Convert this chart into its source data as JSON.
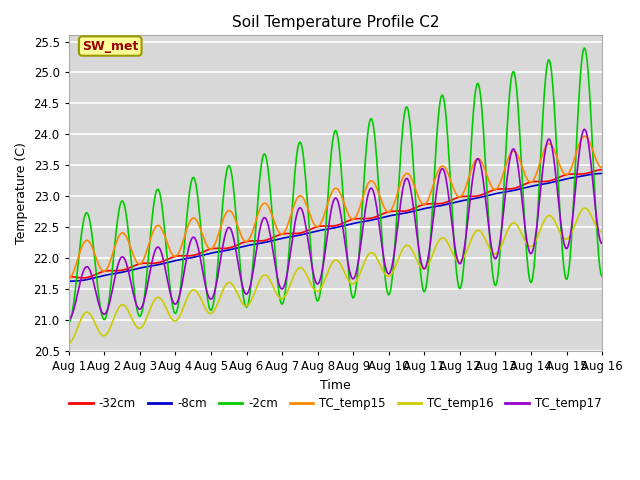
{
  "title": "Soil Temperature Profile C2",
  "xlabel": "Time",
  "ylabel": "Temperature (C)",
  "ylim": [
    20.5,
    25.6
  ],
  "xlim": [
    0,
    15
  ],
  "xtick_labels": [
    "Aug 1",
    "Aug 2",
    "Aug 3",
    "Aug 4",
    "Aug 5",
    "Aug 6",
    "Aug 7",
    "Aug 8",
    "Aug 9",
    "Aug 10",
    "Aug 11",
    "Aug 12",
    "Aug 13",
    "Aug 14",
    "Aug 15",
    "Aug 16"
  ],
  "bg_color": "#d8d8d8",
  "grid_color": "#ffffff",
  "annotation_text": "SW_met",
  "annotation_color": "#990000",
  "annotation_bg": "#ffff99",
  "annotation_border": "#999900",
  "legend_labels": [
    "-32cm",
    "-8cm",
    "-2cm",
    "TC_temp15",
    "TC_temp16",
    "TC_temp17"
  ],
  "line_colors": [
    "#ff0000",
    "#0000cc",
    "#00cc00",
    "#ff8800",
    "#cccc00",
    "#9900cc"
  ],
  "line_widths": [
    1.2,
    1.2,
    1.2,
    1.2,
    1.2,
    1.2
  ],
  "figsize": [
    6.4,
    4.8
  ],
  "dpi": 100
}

*-*-*

THE PROBLEM
Copy the data character for character, but drop all pictures from the copy.

OUTPUT FOR THIS EXERCISE
Convert this chart into its source data as JSON.
{
  "title": "Soil Temperature Profile C2",
  "xlabel": "Time",
  "ylabel": "Temperature (C)",
  "ylim": [
    20.5,
    25.6
  ],
  "xlim": [
    0,
    15
  ],
  "xtick_labels": [
    "Aug 1",
    "Aug 2",
    "Aug 3",
    "Aug 4",
    "Aug 5",
    "Aug 6",
    "Aug 7",
    "Aug 8",
    "Aug 9",
    "Aug 10",
    "Aug 11",
    "Aug 12",
    "Aug 13",
    "Aug 14",
    "Aug 15",
    "Aug 16"
  ],
  "bg_color": "#d8d8d8",
  "grid_color": "#ffffff",
  "annotation_text": "SW_met",
  "annotation_color": "#990000",
  "annotation_bg": "#ffff99",
  "annotation_border": "#999900",
  "legend_labels": [
    "-32cm",
    "-8cm",
    "-2cm",
    "TC_temp15",
    "TC_temp16",
    "TC_temp17"
  ],
  "line_colors": [
    "#ff0000",
    "#0000cc",
    "#00cc00",
    "#ff8800",
    "#cccc00",
    "#9900cc"
  ],
  "line_widths": [
    1.2,
    1.2,
    1.2,
    1.2,
    1.2,
    1.2
  ],
  "figsize": [
    6.4,
    4.8
  ],
  "dpi": 100
}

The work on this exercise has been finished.